[Data entries]
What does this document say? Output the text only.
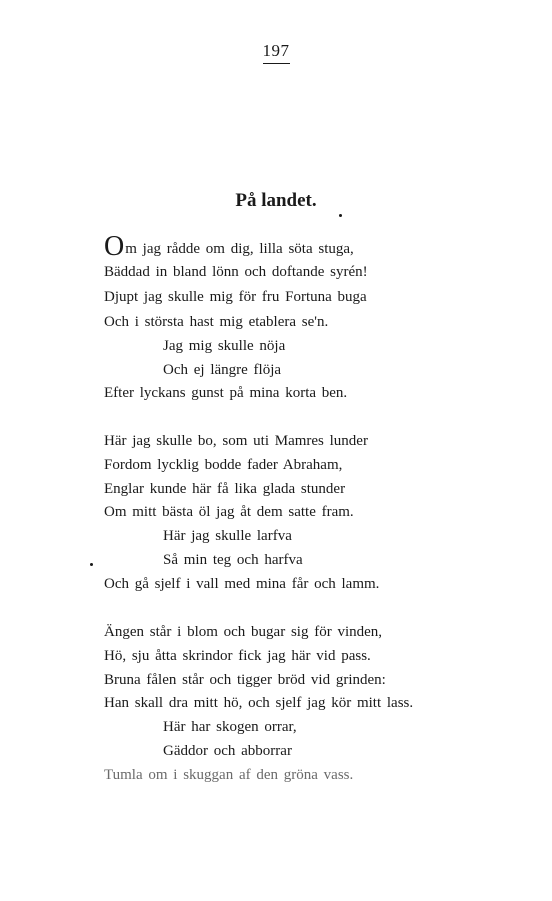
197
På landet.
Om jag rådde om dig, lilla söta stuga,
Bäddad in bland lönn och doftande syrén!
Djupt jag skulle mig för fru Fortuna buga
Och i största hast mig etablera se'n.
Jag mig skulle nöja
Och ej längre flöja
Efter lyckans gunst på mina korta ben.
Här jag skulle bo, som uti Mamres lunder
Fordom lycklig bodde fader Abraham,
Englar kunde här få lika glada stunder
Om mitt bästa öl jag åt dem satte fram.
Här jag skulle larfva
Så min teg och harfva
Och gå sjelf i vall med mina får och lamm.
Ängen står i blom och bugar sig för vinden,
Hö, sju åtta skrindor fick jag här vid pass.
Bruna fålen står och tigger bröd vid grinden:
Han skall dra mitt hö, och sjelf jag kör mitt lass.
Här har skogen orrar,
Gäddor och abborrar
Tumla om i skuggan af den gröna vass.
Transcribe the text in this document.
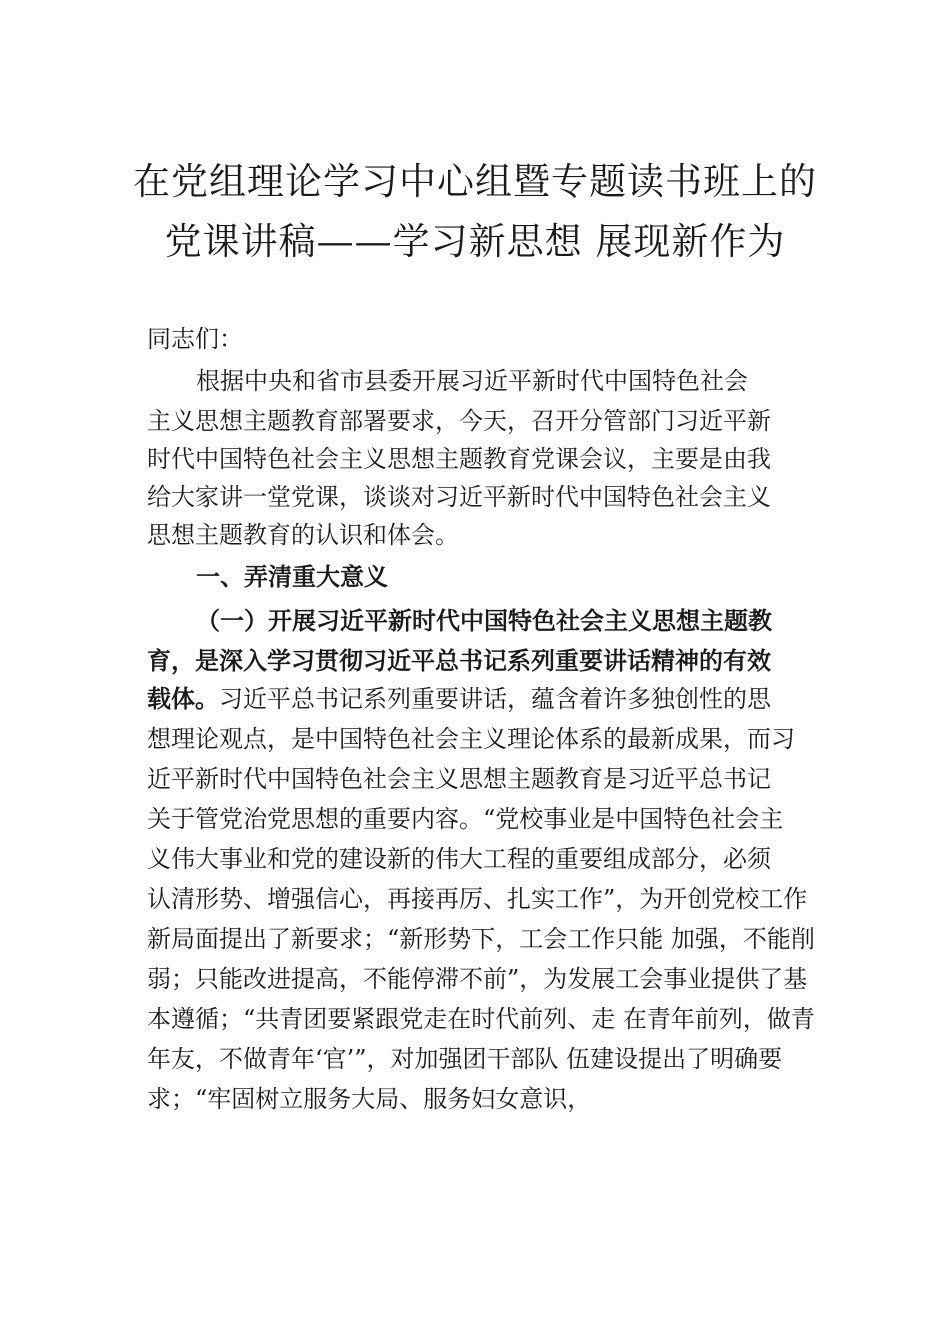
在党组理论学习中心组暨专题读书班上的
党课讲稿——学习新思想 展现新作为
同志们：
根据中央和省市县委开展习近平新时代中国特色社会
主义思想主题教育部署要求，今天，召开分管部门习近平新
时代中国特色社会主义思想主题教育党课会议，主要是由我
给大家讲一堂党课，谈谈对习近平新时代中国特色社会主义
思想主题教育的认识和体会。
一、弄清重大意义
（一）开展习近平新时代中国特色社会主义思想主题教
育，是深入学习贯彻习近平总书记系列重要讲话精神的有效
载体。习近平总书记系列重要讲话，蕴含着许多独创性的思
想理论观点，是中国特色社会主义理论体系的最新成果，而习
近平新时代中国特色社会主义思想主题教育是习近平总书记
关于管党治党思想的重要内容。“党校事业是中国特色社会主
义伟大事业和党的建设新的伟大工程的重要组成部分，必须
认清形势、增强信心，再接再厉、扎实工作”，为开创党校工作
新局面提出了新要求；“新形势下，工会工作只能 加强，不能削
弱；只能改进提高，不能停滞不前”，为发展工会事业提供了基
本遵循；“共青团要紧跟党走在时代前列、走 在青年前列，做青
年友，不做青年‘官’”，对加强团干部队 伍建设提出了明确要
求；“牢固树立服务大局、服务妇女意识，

==

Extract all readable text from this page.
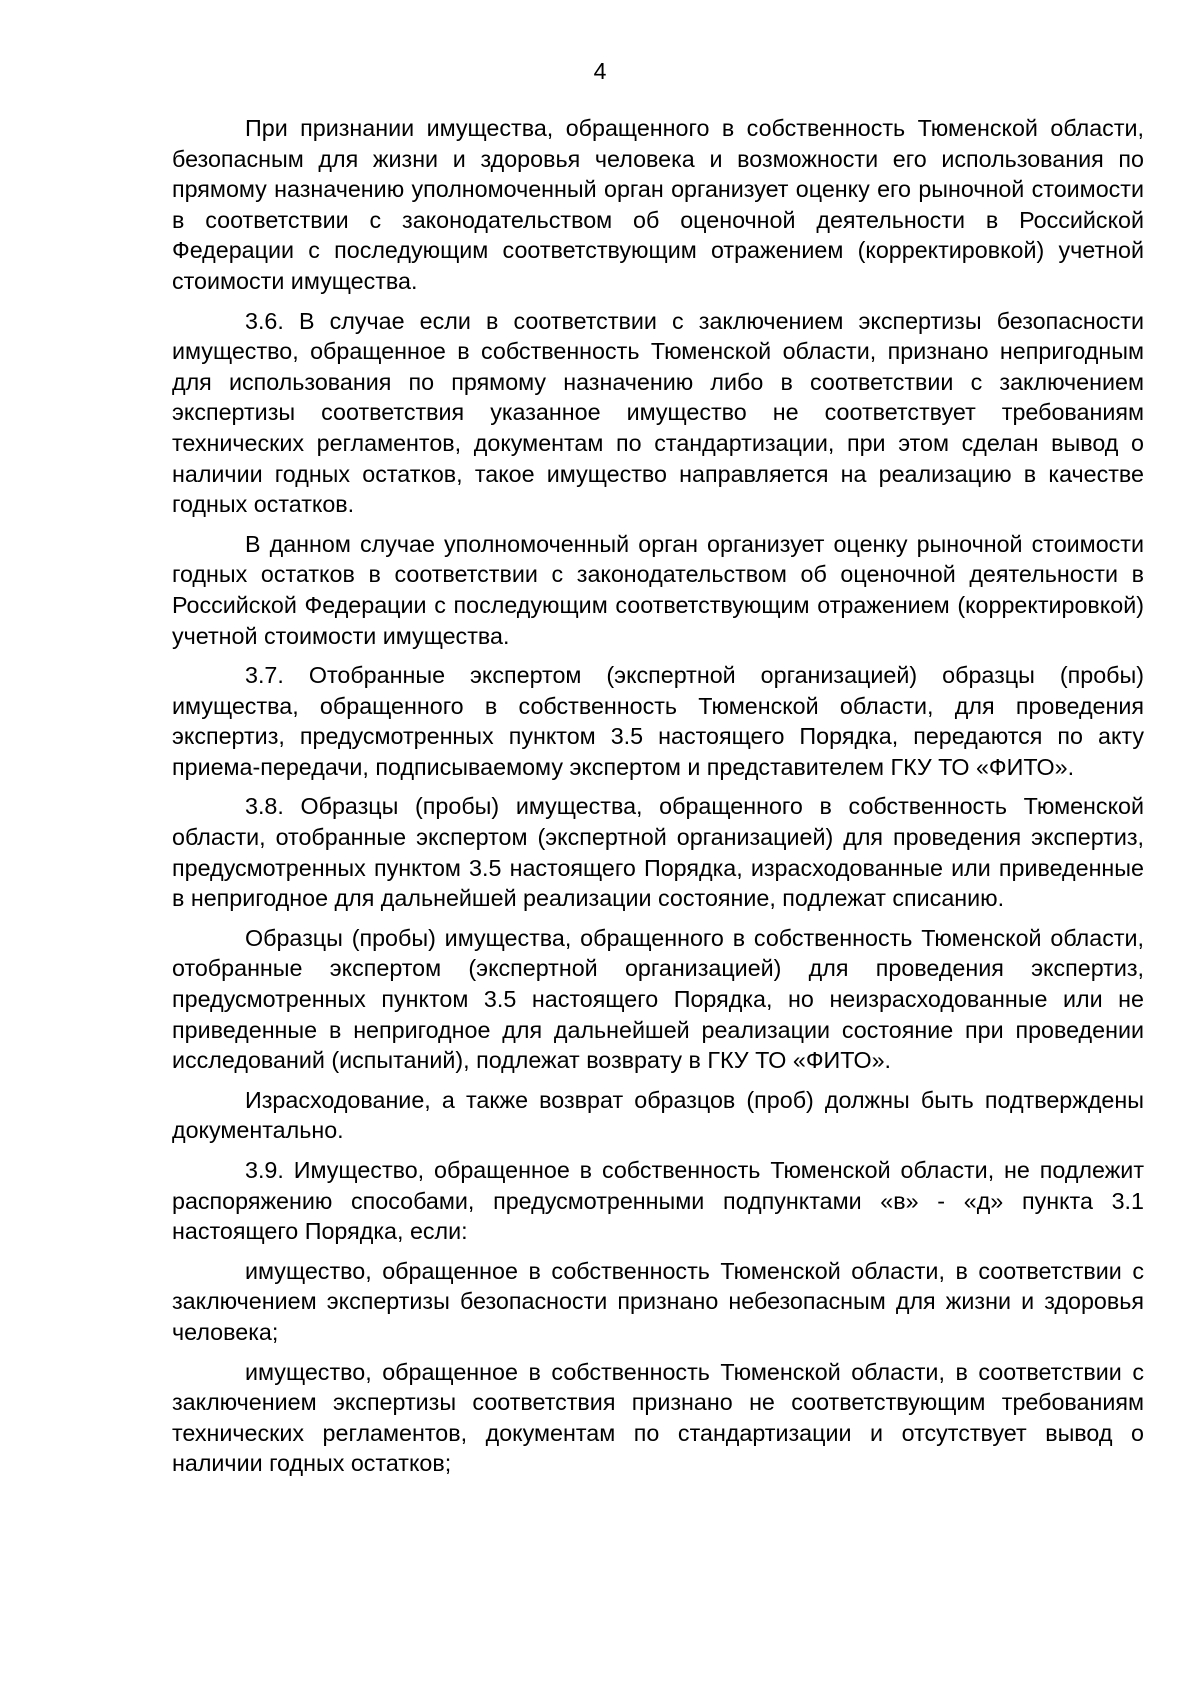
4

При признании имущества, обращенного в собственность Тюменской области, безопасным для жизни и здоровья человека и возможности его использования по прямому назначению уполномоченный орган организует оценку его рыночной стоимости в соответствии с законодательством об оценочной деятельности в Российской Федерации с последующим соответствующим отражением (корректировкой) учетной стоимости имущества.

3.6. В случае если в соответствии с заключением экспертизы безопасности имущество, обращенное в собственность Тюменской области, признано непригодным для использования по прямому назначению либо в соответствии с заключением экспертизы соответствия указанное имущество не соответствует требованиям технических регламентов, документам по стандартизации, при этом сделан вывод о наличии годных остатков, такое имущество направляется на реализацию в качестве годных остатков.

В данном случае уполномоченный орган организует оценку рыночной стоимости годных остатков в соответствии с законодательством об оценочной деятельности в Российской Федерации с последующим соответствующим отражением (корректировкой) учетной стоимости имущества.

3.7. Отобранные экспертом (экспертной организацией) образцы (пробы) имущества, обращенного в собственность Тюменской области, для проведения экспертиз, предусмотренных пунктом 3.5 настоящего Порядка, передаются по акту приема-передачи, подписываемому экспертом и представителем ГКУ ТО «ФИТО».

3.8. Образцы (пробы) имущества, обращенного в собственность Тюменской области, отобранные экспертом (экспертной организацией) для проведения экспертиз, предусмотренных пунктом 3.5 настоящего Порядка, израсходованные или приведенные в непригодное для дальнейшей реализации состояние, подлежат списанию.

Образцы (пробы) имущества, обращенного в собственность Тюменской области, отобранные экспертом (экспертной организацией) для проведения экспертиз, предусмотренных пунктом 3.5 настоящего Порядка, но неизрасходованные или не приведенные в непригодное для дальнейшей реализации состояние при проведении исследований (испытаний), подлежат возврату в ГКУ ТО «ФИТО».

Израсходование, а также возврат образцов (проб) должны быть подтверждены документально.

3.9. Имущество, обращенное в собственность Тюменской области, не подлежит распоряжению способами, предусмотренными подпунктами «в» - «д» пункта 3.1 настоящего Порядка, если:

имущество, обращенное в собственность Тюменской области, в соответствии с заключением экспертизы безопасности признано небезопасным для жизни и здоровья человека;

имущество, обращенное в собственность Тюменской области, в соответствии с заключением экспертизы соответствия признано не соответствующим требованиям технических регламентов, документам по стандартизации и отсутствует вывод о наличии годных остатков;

...

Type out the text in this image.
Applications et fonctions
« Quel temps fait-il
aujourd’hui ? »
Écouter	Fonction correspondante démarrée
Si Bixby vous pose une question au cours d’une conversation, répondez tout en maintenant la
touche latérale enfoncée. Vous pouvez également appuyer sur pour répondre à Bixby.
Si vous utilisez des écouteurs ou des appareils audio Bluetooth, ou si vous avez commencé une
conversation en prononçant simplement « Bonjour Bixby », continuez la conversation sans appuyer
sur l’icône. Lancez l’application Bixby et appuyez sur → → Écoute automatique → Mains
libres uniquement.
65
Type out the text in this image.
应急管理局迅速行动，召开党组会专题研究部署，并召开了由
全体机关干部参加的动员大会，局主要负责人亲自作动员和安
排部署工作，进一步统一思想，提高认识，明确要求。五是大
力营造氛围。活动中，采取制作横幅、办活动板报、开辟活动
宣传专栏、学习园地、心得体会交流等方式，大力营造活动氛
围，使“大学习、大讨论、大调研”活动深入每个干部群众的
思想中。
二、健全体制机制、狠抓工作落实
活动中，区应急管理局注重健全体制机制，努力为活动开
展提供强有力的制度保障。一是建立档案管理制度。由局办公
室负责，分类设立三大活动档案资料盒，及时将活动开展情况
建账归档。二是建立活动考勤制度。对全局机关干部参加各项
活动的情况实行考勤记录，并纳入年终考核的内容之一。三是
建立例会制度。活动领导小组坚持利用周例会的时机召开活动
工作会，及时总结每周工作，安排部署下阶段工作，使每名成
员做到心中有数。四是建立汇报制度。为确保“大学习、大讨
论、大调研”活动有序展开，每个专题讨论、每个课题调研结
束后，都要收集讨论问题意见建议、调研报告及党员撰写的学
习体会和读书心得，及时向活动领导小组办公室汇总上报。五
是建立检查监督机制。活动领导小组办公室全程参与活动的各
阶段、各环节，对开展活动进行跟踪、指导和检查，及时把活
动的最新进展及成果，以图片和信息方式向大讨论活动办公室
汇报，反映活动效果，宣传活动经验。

Exercise prompt:
Report the number of lines in the listing where the string "годных" appears, and nothing besides.

Problem solution:
3